— Start Data for this task —

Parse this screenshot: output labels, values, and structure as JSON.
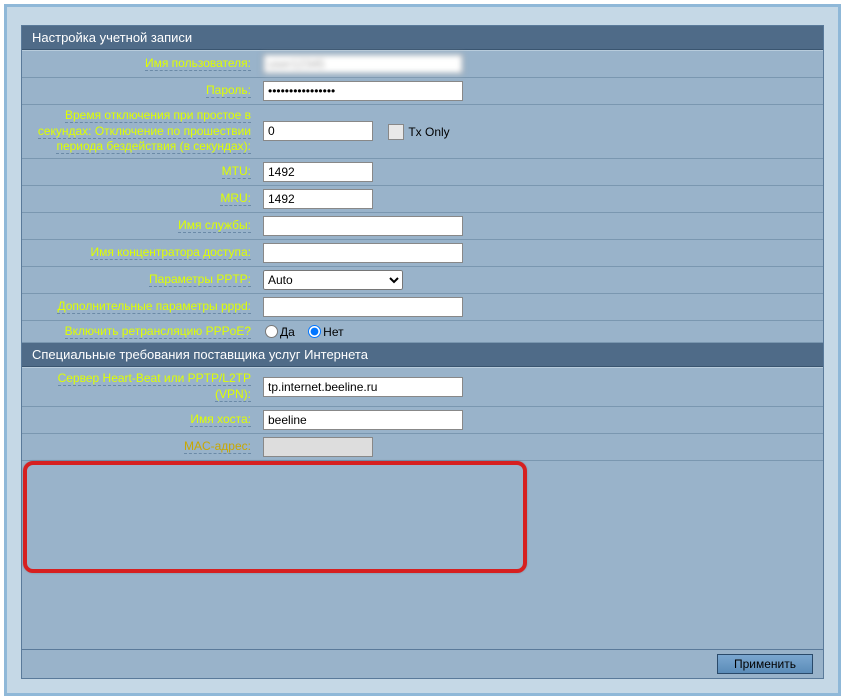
{
  "sections": {
    "account": {
      "header": "Настройка учетной записи",
      "rows": {
        "username": {
          "label": "Имя пользователя:",
          "value": "user12345"
        },
        "password": {
          "label": "Пароль:",
          "value": "••••••••••••••••"
        },
        "idle": {
          "label": "Время отключения при простое в секундах: Отключение по прошествии периода бездействия (в секундах):",
          "value": "0",
          "txonly": "Tx Only"
        },
        "mtu": {
          "label": "MTU:",
          "value": "1492"
        },
        "mru": {
          "label": "MRU:",
          "value": "1492"
        },
        "service": {
          "label": "Имя службы:",
          "value": ""
        },
        "ac": {
          "label": "Имя концентратора доступа:",
          "value": ""
        },
        "pptp": {
          "label": "Параметры PPTP:",
          "value": "Auto"
        },
        "pppd": {
          "label": "Дополнительные параметры pppd:",
          "value": ""
        },
        "relay": {
          "label": "Включить ретрансляцию PPPoE?",
          "yes": "Да",
          "no": "Нет"
        }
      }
    },
    "isp": {
      "header": "Специальные требования поставщика услуг Интернета",
      "rows": {
        "heartbeat": {
          "label": "Сервер Heart-Beat или PPTP/L2TP (VPN):",
          "value": "tp.internet.beeline.ru"
        },
        "hostname": {
          "label": "Имя хоста:",
          "value": "beeline"
        },
        "mac": {
          "label": "MAC-адрес:",
          "value": ""
        }
      }
    }
  },
  "footer": {
    "apply": "Применить"
  }
}
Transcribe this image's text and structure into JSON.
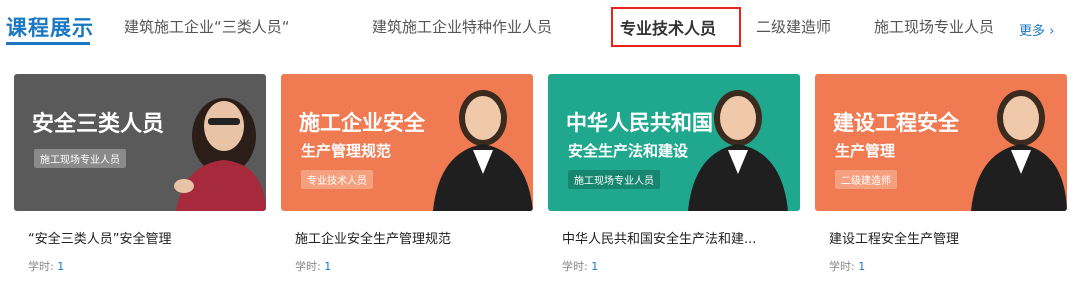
{
  "header": {
    "section_title": "课程展示",
    "tabs": [
      {
        "label": "建筑施工企业“三类人员“"
      },
      {
        "label": "建筑施工企业特种作业人员"
      },
      {
        "label": "专业技术人员"
      },
      {
        "label": "二级建造师"
      },
      {
        "label": "施工现场专业人员"
      }
    ],
    "more_label": "更多",
    "more_icon": "chevron-right-icon"
  },
  "courses": [
    {
      "thumb_title": "安全三类人员",
      "thumb_subtitle": "",
      "thumb_badge": "施工现场专业人员",
      "title": "“安全三类人员”安全管理",
      "meta_label": "学时:",
      "meta_value": "1",
      "bg": "#5a5a5a"
    },
    {
      "thumb_title": "施工企业安全",
      "thumb_subtitle": "生产管理规范",
      "thumb_badge": "专业技术人员",
      "title": "施工企业安全生产管理规范",
      "meta_label": "学时:",
      "meta_value": "1",
      "bg": "#f07a52"
    },
    {
      "thumb_title": "中华人民共和国",
      "thumb_subtitle": "安全生产法和建设",
      "thumb_badge": "施工现场专业人员",
      "title": "中华人民共和国安全生产法和建...",
      "meta_label": "学时:",
      "meta_value": "1",
      "bg": "#1fa88e"
    },
    {
      "thumb_title": "建设工程安全",
      "thumb_subtitle": "生产管理",
      "thumb_badge": "二级建造师",
      "title": "建设工程安全生产管理",
      "meta_label": "学时:",
      "meta_value": "1",
      "bg": "#f07a52"
    }
  ],
  "colors": {
    "accent": "#1a78c2",
    "highlight_border": "#e8231b"
  }
}
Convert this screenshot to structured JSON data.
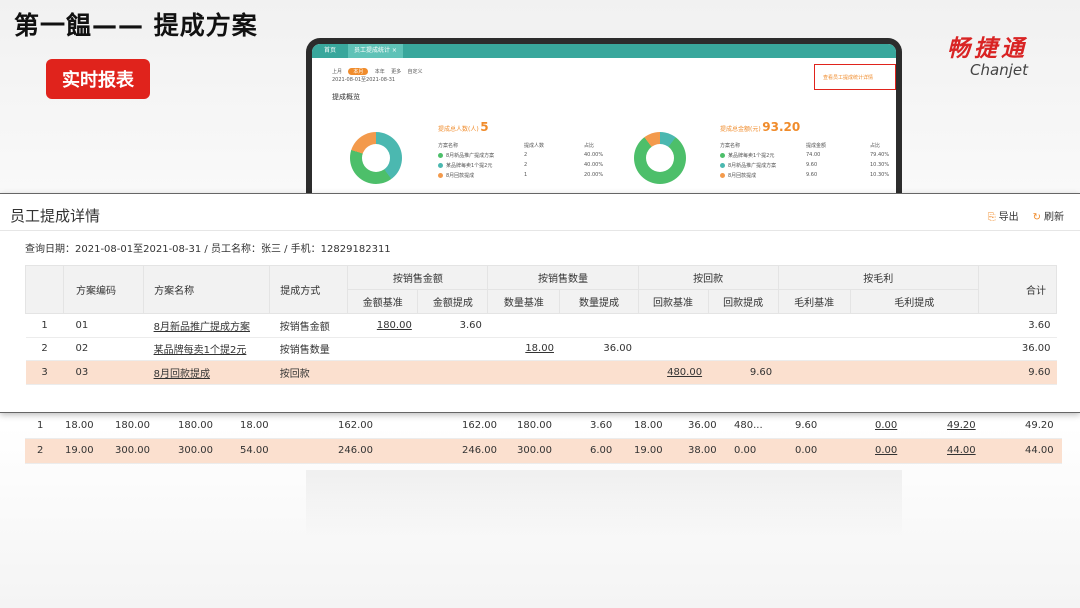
{
  "slide": {
    "title": "第一饂—— 提成方案",
    "badge": "实时报表"
  },
  "brand": {
    "cn": "畅捷通",
    "en": "Chanjet"
  },
  "monitor": {
    "tabs": [
      "首页",
      "员工提成统计 ×"
    ],
    "periods": [
      "上月",
      "本月",
      "本年",
      "更多",
      "自定义"
    ],
    "date_range": "2021-08-01至2021-08-31",
    "section": "提成概览",
    "top_button": "查看员工提成统计详情",
    "left_stat": {
      "label": "提成总人数(人)",
      "value": "5"
    },
    "right_stat": {
      "label": "提成总金额(元)",
      "value": "93.20"
    },
    "left_header": [
      "方案名称",
      "提成人数",
      "占比"
    ],
    "right_header": [
      "方案名称",
      "提成金额",
      "占比"
    ],
    "left_rows": [
      {
        "name": "8月新品推广提成方案",
        "num": "2",
        "pct": "40.00%",
        "color": "#4dbf6a"
      },
      {
        "name": "某品牌每卖1个提2元",
        "num": "2",
        "pct": "40.00%",
        "color": "#4bb8b0"
      },
      {
        "name": "8月回款提成",
        "num": "1",
        "pct": "20.00%",
        "color": "#f39a4c"
      }
    ],
    "right_rows": [
      {
        "name": "某品牌每卖1个提2元",
        "num": "74.00",
        "pct": "79.40%",
        "color": "#4dbf6a"
      },
      {
        "name": "8月新品推广提成方案",
        "num": "9.60",
        "pct": "10.30%",
        "color": "#4bb8b0"
      },
      {
        "name": "8月回款提成",
        "num": "9.60",
        "pct": "10.30%",
        "color": "#f39a4c"
      }
    ]
  },
  "panel": {
    "title": "员工提成详情",
    "export": "导出",
    "refresh": "刷新",
    "query": "查询日期：2021-08-01至2021-08-31 / 员工名称：张三 / 手机：12829182311",
    "group_headers": [
      "按销售金额",
      "按销售数量",
      "按回款",
      "按毛利"
    ],
    "headers": {
      "code": "方案编码",
      "name": "方案名称",
      "method": "提成方式",
      "total": "合计"
    },
    "sub_headers": [
      "金额基准",
      "金额提成",
      "数量基准",
      "数量提成",
      "回款基准",
      "回款提成",
      "毛利基准",
      "毛利提成"
    ],
    "rows": [
      {
        "idx": "1",
        "code": "01",
        "name": "8月新品推广提成方案",
        "method": "按销售金额",
        "amt_base": "180.00",
        "amt_comm": "3.60",
        "qty_base": "",
        "qty_comm": "",
        "ret_base": "",
        "ret_comm": "",
        "gp_base": "",
        "gp_comm": "",
        "total": "3.60"
      },
      {
        "idx": "2",
        "code": "02",
        "name": "某品牌每卖1个提2元",
        "method": "按销售数量",
        "amt_base": "",
        "amt_comm": "",
        "qty_base": "18.00",
        "qty_comm": "36.00",
        "ret_base": "",
        "ret_comm": "",
        "gp_base": "",
        "gp_comm": "",
        "total": "36.00"
      },
      {
        "idx": "3",
        "code": "03",
        "name": "8月回款提成",
        "method": "按回款",
        "amt_base": "",
        "amt_comm": "",
        "qty_base": "",
        "qty_comm": "",
        "ret_base": "480.00",
        "ret_comm": "9.60",
        "gp_base": "",
        "gp_comm": "",
        "total": "9.60"
      }
    ]
  },
  "bottom_rows": [
    [
      "1",
      "18.00",
      "180.00",
      "180.00",
      "18.00",
      "162.00",
      "162.00",
      "180.00",
      "3.60",
      "18.00",
      "36.00",
      "480...",
      "9.60",
      "0.00",
      "49.20",
      "49.20"
    ],
    [
      "2",
      "19.00",
      "300.00",
      "300.00",
      "54.00",
      "246.00",
      "246.00",
      "300.00",
      "6.00",
      "19.00",
      "38.00",
      "0.00",
      "0.00",
      "0.00",
      "44.00",
      "44.00"
    ]
  ]
}
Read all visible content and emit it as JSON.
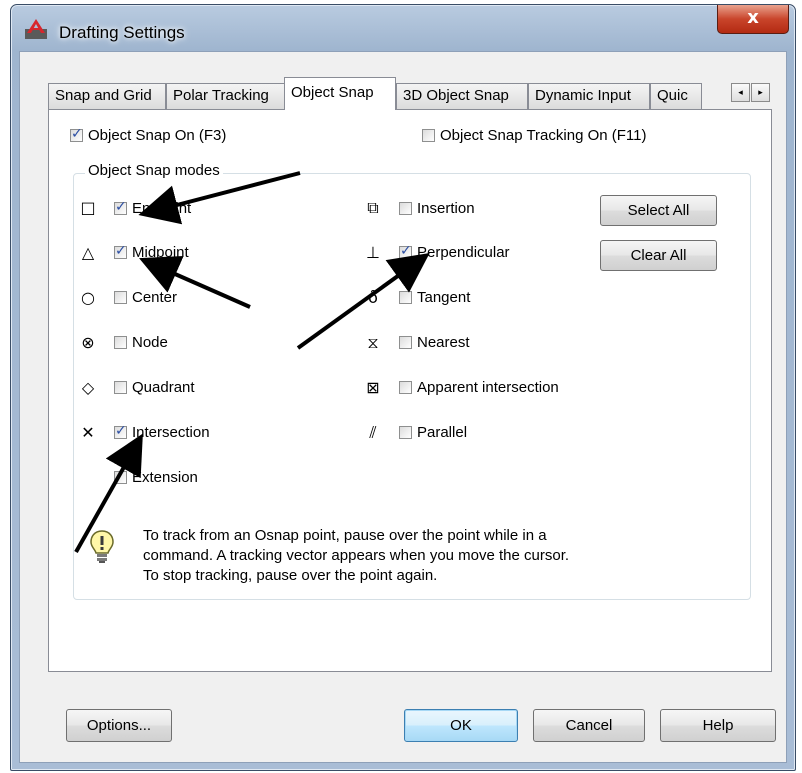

— End Data for this task —

### Task to complete
In the entries above, count every line containing the word "安全三类人员". Write only the total.

### Full response
2